• **Problem details**
How many lines of the records below contain the word "JSON"? Answer with the number alone.
______
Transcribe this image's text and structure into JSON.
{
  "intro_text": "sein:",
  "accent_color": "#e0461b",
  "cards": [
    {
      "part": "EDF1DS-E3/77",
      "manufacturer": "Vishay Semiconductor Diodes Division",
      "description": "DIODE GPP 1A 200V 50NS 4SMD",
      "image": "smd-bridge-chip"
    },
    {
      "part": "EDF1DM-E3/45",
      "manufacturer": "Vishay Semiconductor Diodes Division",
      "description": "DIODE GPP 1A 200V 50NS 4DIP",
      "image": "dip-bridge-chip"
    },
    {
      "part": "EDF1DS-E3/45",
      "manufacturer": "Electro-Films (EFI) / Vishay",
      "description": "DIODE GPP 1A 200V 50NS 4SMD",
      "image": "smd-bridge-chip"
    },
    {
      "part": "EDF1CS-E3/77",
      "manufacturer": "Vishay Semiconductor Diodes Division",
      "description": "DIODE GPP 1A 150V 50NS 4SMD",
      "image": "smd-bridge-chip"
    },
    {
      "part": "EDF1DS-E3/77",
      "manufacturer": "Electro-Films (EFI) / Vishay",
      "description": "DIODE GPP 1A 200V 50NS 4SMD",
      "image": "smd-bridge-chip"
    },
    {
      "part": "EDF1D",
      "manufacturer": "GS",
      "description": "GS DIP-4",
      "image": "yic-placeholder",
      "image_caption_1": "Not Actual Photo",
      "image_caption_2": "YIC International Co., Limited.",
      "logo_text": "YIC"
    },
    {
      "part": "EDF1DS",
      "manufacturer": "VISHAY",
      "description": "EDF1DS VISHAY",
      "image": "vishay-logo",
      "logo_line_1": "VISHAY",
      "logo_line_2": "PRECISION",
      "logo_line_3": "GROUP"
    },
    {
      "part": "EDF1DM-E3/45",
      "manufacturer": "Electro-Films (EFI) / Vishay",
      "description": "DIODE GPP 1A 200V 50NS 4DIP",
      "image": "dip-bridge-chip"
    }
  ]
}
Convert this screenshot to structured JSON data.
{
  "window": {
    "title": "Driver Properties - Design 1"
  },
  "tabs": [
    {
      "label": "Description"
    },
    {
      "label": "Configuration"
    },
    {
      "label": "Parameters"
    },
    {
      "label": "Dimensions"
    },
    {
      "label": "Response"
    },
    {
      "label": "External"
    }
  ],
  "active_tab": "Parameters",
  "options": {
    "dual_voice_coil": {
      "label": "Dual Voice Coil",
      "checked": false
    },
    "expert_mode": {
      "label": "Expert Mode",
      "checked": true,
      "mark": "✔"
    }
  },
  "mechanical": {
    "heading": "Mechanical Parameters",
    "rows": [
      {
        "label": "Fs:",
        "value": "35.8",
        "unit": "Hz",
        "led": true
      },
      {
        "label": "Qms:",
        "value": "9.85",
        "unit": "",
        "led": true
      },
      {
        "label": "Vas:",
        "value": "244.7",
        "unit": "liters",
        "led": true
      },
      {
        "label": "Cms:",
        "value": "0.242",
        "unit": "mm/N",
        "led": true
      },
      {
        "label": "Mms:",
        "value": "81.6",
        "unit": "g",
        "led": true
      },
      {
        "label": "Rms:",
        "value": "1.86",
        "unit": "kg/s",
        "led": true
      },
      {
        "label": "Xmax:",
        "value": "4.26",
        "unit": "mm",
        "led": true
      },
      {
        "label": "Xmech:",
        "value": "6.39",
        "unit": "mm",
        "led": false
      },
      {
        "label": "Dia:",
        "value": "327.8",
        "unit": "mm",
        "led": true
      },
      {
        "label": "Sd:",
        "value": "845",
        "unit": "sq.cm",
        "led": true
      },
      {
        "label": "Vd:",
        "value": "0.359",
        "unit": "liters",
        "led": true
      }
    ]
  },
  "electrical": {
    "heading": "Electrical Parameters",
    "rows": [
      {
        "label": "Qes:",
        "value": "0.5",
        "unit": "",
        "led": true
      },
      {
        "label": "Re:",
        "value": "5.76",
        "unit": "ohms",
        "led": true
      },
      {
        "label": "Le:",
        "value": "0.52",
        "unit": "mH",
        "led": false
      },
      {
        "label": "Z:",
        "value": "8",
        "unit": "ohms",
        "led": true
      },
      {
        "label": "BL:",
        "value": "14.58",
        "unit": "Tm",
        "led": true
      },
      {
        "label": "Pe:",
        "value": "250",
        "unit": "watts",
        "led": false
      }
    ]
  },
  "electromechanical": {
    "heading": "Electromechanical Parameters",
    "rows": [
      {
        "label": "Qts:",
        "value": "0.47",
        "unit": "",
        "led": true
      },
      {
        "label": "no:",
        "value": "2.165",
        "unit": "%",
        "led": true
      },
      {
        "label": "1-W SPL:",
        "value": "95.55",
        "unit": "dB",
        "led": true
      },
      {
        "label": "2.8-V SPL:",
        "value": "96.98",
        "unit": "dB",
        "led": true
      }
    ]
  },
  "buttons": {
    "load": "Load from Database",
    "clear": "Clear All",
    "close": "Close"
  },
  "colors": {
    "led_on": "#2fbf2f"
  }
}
______
• **Correct result**
2